* BEGIN Task data *

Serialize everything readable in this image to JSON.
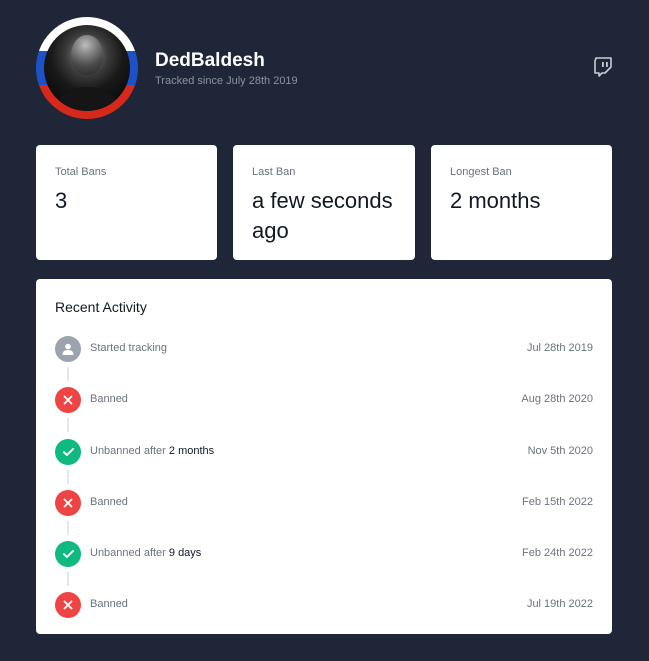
{
  "profile": {
    "name": "DedBaldesh",
    "tracked_since": "Tracked since July 28th 2019",
    "platform_icon": "twitch-icon"
  },
  "stats": [
    {
      "label": "Total Bans",
      "value": "3"
    },
    {
      "label": "Last Ban",
      "value": "a few seconds ago"
    },
    {
      "label": "Longest Ban",
      "value": "2 months"
    }
  ],
  "activity": {
    "title": "Recent Activity",
    "events": [
      {
        "icon": "user-icon",
        "status": "neutral",
        "text": "Started tracking",
        "emphasis": "",
        "date": "Jul 28th 2019"
      },
      {
        "icon": "x-icon",
        "status": "banned",
        "text": "Banned",
        "emphasis": "",
        "date": "Aug 28th 2020"
      },
      {
        "icon": "check-icon",
        "status": "unbanned",
        "text": "Unbanned after ",
        "emphasis": "2 months",
        "date": "Nov 5th 2020"
      },
      {
        "icon": "x-icon",
        "status": "banned",
        "text": "Banned",
        "emphasis": "",
        "date": "Feb 15th 2022"
      },
      {
        "icon": "check-icon",
        "status": "unbanned",
        "text": "Unbanned after ",
        "emphasis": "9 days",
        "date": "Feb 24th 2022"
      },
      {
        "icon": "x-icon",
        "status": "banned",
        "text": "Banned",
        "emphasis": "",
        "date": "Jul 19th 2022"
      }
    ]
  },
  "colors": {
    "background": "#1f2637",
    "card": "#ffffff",
    "banned": "#ef4444",
    "unbanned": "#10b981",
    "neutral": "#9ca3af"
  }
}
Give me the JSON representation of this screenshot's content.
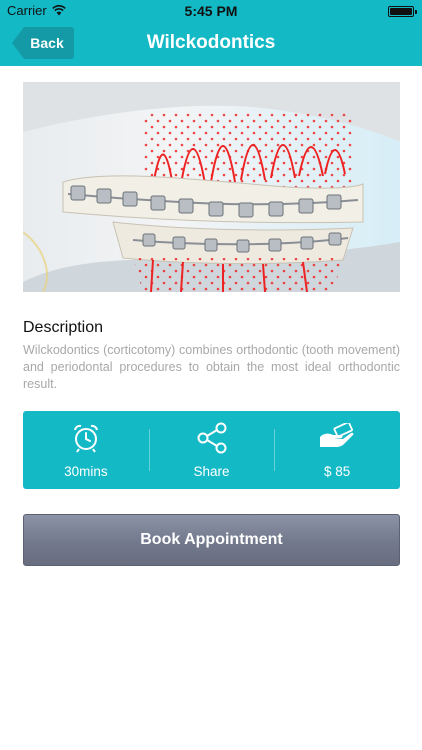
{
  "status_bar": {
    "carrier": "Carrier",
    "time": "5:45 PM"
  },
  "navbar": {
    "back_label": "Back",
    "title": "Wilckodontics",
    "color": "#14b9c6"
  },
  "description": {
    "heading": "Description",
    "text": "Wilckodontics (corticotomy) combines orthodontic (tooth movement) and periodontal procedures to obtain the most ideal orthodontic result."
  },
  "stats": [
    {
      "icon": "alarm-clock-icon",
      "label": "30mins"
    },
    {
      "icon": "share-icon",
      "label": "Share"
    },
    {
      "icon": "hand-money-icon",
      "label": "$ 85"
    }
  ],
  "book_button": {
    "label": "Book Appointment"
  }
}
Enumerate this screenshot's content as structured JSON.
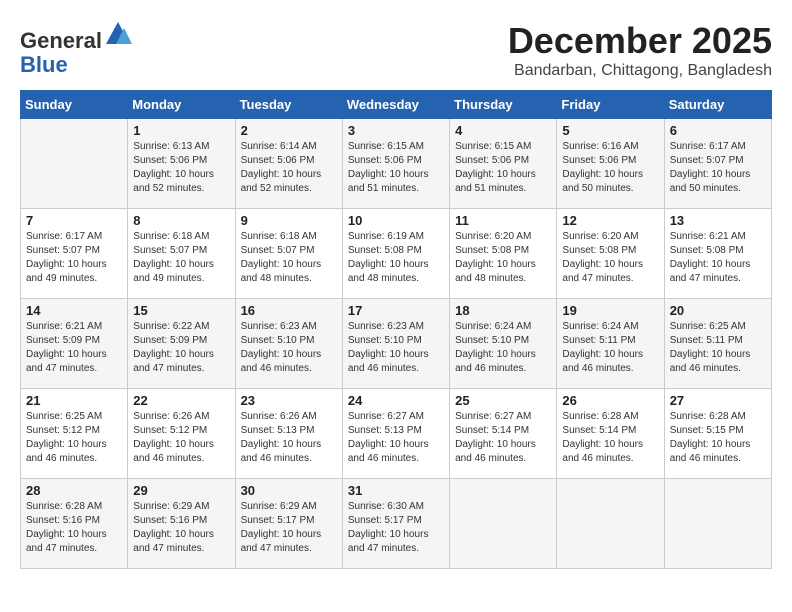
{
  "logo": {
    "general": "General",
    "blue": "Blue"
  },
  "title": "December 2025",
  "location": "Bandarban, Chittagong, Bangladesh",
  "weekdays": [
    "Sunday",
    "Monday",
    "Tuesday",
    "Wednesday",
    "Thursday",
    "Friday",
    "Saturday"
  ],
  "weeks": [
    [
      {
        "day": "",
        "sunrise": "",
        "sunset": "",
        "daylight": ""
      },
      {
        "day": "1",
        "sunrise": "Sunrise: 6:13 AM",
        "sunset": "Sunset: 5:06 PM",
        "daylight": "Daylight: 10 hours and 52 minutes."
      },
      {
        "day": "2",
        "sunrise": "Sunrise: 6:14 AM",
        "sunset": "Sunset: 5:06 PM",
        "daylight": "Daylight: 10 hours and 52 minutes."
      },
      {
        "day": "3",
        "sunrise": "Sunrise: 6:15 AM",
        "sunset": "Sunset: 5:06 PM",
        "daylight": "Daylight: 10 hours and 51 minutes."
      },
      {
        "day": "4",
        "sunrise": "Sunrise: 6:15 AM",
        "sunset": "Sunset: 5:06 PM",
        "daylight": "Daylight: 10 hours and 51 minutes."
      },
      {
        "day": "5",
        "sunrise": "Sunrise: 6:16 AM",
        "sunset": "Sunset: 5:06 PM",
        "daylight": "Daylight: 10 hours and 50 minutes."
      },
      {
        "day": "6",
        "sunrise": "Sunrise: 6:17 AM",
        "sunset": "Sunset: 5:07 PM",
        "daylight": "Daylight: 10 hours and 50 minutes."
      }
    ],
    [
      {
        "day": "7",
        "sunrise": "Sunrise: 6:17 AM",
        "sunset": "Sunset: 5:07 PM",
        "daylight": "Daylight: 10 hours and 49 minutes."
      },
      {
        "day": "8",
        "sunrise": "Sunrise: 6:18 AM",
        "sunset": "Sunset: 5:07 PM",
        "daylight": "Daylight: 10 hours and 49 minutes."
      },
      {
        "day": "9",
        "sunrise": "Sunrise: 6:18 AM",
        "sunset": "Sunset: 5:07 PM",
        "daylight": "Daylight: 10 hours and 48 minutes."
      },
      {
        "day": "10",
        "sunrise": "Sunrise: 6:19 AM",
        "sunset": "Sunset: 5:08 PM",
        "daylight": "Daylight: 10 hours and 48 minutes."
      },
      {
        "day": "11",
        "sunrise": "Sunrise: 6:20 AM",
        "sunset": "Sunset: 5:08 PM",
        "daylight": "Daylight: 10 hours and 48 minutes."
      },
      {
        "day": "12",
        "sunrise": "Sunrise: 6:20 AM",
        "sunset": "Sunset: 5:08 PM",
        "daylight": "Daylight: 10 hours and 47 minutes."
      },
      {
        "day": "13",
        "sunrise": "Sunrise: 6:21 AM",
        "sunset": "Sunset: 5:08 PM",
        "daylight": "Daylight: 10 hours and 47 minutes."
      }
    ],
    [
      {
        "day": "14",
        "sunrise": "Sunrise: 6:21 AM",
        "sunset": "Sunset: 5:09 PM",
        "daylight": "Daylight: 10 hours and 47 minutes."
      },
      {
        "day": "15",
        "sunrise": "Sunrise: 6:22 AM",
        "sunset": "Sunset: 5:09 PM",
        "daylight": "Daylight: 10 hours and 47 minutes."
      },
      {
        "day": "16",
        "sunrise": "Sunrise: 6:23 AM",
        "sunset": "Sunset: 5:10 PM",
        "daylight": "Daylight: 10 hours and 46 minutes."
      },
      {
        "day": "17",
        "sunrise": "Sunrise: 6:23 AM",
        "sunset": "Sunset: 5:10 PM",
        "daylight": "Daylight: 10 hours and 46 minutes."
      },
      {
        "day": "18",
        "sunrise": "Sunrise: 6:24 AM",
        "sunset": "Sunset: 5:10 PM",
        "daylight": "Daylight: 10 hours and 46 minutes."
      },
      {
        "day": "19",
        "sunrise": "Sunrise: 6:24 AM",
        "sunset": "Sunset: 5:11 PM",
        "daylight": "Daylight: 10 hours and 46 minutes."
      },
      {
        "day": "20",
        "sunrise": "Sunrise: 6:25 AM",
        "sunset": "Sunset: 5:11 PM",
        "daylight": "Daylight: 10 hours and 46 minutes."
      }
    ],
    [
      {
        "day": "21",
        "sunrise": "Sunrise: 6:25 AM",
        "sunset": "Sunset: 5:12 PM",
        "daylight": "Daylight: 10 hours and 46 minutes."
      },
      {
        "day": "22",
        "sunrise": "Sunrise: 6:26 AM",
        "sunset": "Sunset: 5:12 PM",
        "daylight": "Daylight: 10 hours and 46 minutes."
      },
      {
        "day": "23",
        "sunrise": "Sunrise: 6:26 AM",
        "sunset": "Sunset: 5:13 PM",
        "daylight": "Daylight: 10 hours and 46 minutes."
      },
      {
        "day": "24",
        "sunrise": "Sunrise: 6:27 AM",
        "sunset": "Sunset: 5:13 PM",
        "daylight": "Daylight: 10 hours and 46 minutes."
      },
      {
        "day": "25",
        "sunrise": "Sunrise: 6:27 AM",
        "sunset": "Sunset: 5:14 PM",
        "daylight": "Daylight: 10 hours and 46 minutes."
      },
      {
        "day": "26",
        "sunrise": "Sunrise: 6:28 AM",
        "sunset": "Sunset: 5:14 PM",
        "daylight": "Daylight: 10 hours and 46 minutes."
      },
      {
        "day": "27",
        "sunrise": "Sunrise: 6:28 AM",
        "sunset": "Sunset: 5:15 PM",
        "daylight": "Daylight: 10 hours and 46 minutes."
      }
    ],
    [
      {
        "day": "28",
        "sunrise": "Sunrise: 6:28 AM",
        "sunset": "Sunset: 5:16 PM",
        "daylight": "Daylight: 10 hours and 47 minutes."
      },
      {
        "day": "29",
        "sunrise": "Sunrise: 6:29 AM",
        "sunset": "Sunset: 5:16 PM",
        "daylight": "Daylight: 10 hours and 47 minutes."
      },
      {
        "day": "30",
        "sunrise": "Sunrise: 6:29 AM",
        "sunset": "Sunset: 5:17 PM",
        "daylight": "Daylight: 10 hours and 47 minutes."
      },
      {
        "day": "31",
        "sunrise": "Sunrise: 6:30 AM",
        "sunset": "Sunset: 5:17 PM",
        "daylight": "Daylight: 10 hours and 47 minutes."
      },
      {
        "day": "",
        "sunrise": "",
        "sunset": "",
        "daylight": ""
      },
      {
        "day": "",
        "sunrise": "",
        "sunset": "",
        "daylight": ""
      },
      {
        "day": "",
        "sunrise": "",
        "sunset": "",
        "daylight": ""
      }
    ]
  ]
}
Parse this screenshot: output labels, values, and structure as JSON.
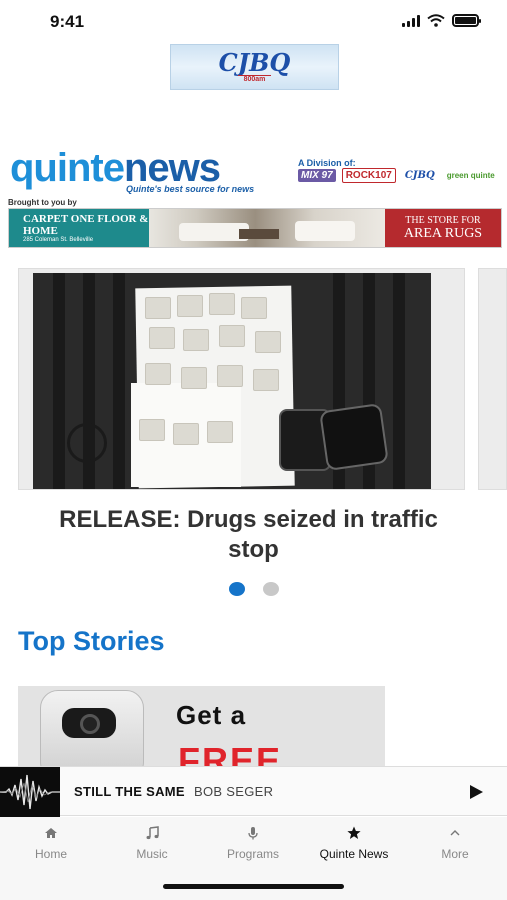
{
  "status_bar": {
    "time": "9:41"
  },
  "sponsor_logo": {
    "name": "CJBQ",
    "sub": "800am"
  },
  "header": {
    "logo_part1": "quinte",
    "logo_part2": "news",
    "tagline": "Quinte's best source for news",
    "division_label": "A Division of:",
    "stations": [
      "MIX 97",
      "ROCK107",
      "CJBQ",
      "green quinte"
    ],
    "brought_by": "Brought to you by"
  },
  "ad_banner": {
    "left_title": "CARPET ONE FLOOR & HOME",
    "left_address": "285 Coleman St. Belleville",
    "right_line1": "THE STORE FOR",
    "right_line2": "AREA RUGS"
  },
  "carousel": {
    "headline_line1": "RELEASE: Drugs seized in traffic",
    "headline_line2": "stop",
    "page_count": 2,
    "active_index": 0
  },
  "top_stories": {
    "title": "Top Stories",
    "card": {
      "promo_line1": "Get a",
      "promo_line2": "FREE"
    }
  },
  "now_playing": {
    "title": "STILL THE SAME",
    "artist": "BOB SEGER"
  },
  "tabs": [
    {
      "label": "Home",
      "icon": "home-icon"
    },
    {
      "label": "Music",
      "icon": "music-note-icon"
    },
    {
      "label": "Programs",
      "icon": "microphone-icon"
    },
    {
      "label": "Quinte News",
      "icon": "star-icon",
      "active": true
    },
    {
      "label": "More",
      "icon": "chevron-up-icon"
    }
  ],
  "colors": {
    "accent": "#1574c9",
    "brand_light": "#1e8fd8",
    "brand_dark": "#1b5fa8",
    "promo_red": "#e0242b"
  }
}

* END Task data *

| Exercise prompt |
With pictures omitted, reproduce exactly the lines from the line containing "Parse this screenshot: output" through the end of the data above.

| Written response |
Parse this screenshot: output labels, values, and structure as JSON.
{
  "status_bar": {
    "time": "9:41"
  },
  "sponsor_logo": {
    "name": "CJBQ",
    "sub": "800am"
  },
  "header": {
    "logo_part1": "quinte",
    "logo_part2": "news",
    "tagline": "Quinte's best source for news",
    "division_label": "A Division of:",
    "stations": [
      "MIX 97",
      "ROCK107",
      "CJBQ",
      "green quinte"
    ],
    "brought_by": "Brought to you by"
  },
  "ad_banner": {
    "left_title": "CARPET ONE FLOOR & HOME",
    "left_address": "285 Coleman St. Belleville",
    "right_line1": "THE STORE FOR",
    "right_line2": "AREA RUGS"
  },
  "carousel": {
    "headline_line1": "RELEASE: Drugs seized in traffic",
    "headline_line2": "stop",
    "page_count": 2,
    "active_index": 0
  },
  "top_stories": {
    "title": "Top Stories",
    "card": {
      "promo_line1": "Get a",
      "promo_line2": "FREE"
    }
  },
  "now_playing": {
    "title": "STILL THE SAME",
    "artist": "BOB SEGER"
  },
  "tabs": [
    {
      "label": "Home",
      "icon": "home-icon"
    },
    {
      "label": "Music",
      "icon": "music-note-icon"
    },
    {
      "label": "Programs",
      "icon": "microphone-icon"
    },
    {
      "label": "Quinte News",
      "icon": "star-icon",
      "active": true
    },
    {
      "label": "More",
      "icon": "chevron-up-icon"
    }
  ],
  "colors": {
    "accent": "#1574c9",
    "brand_light": "#1e8fd8",
    "brand_dark": "#1b5fa8",
    "promo_red": "#e0242b"
  }
}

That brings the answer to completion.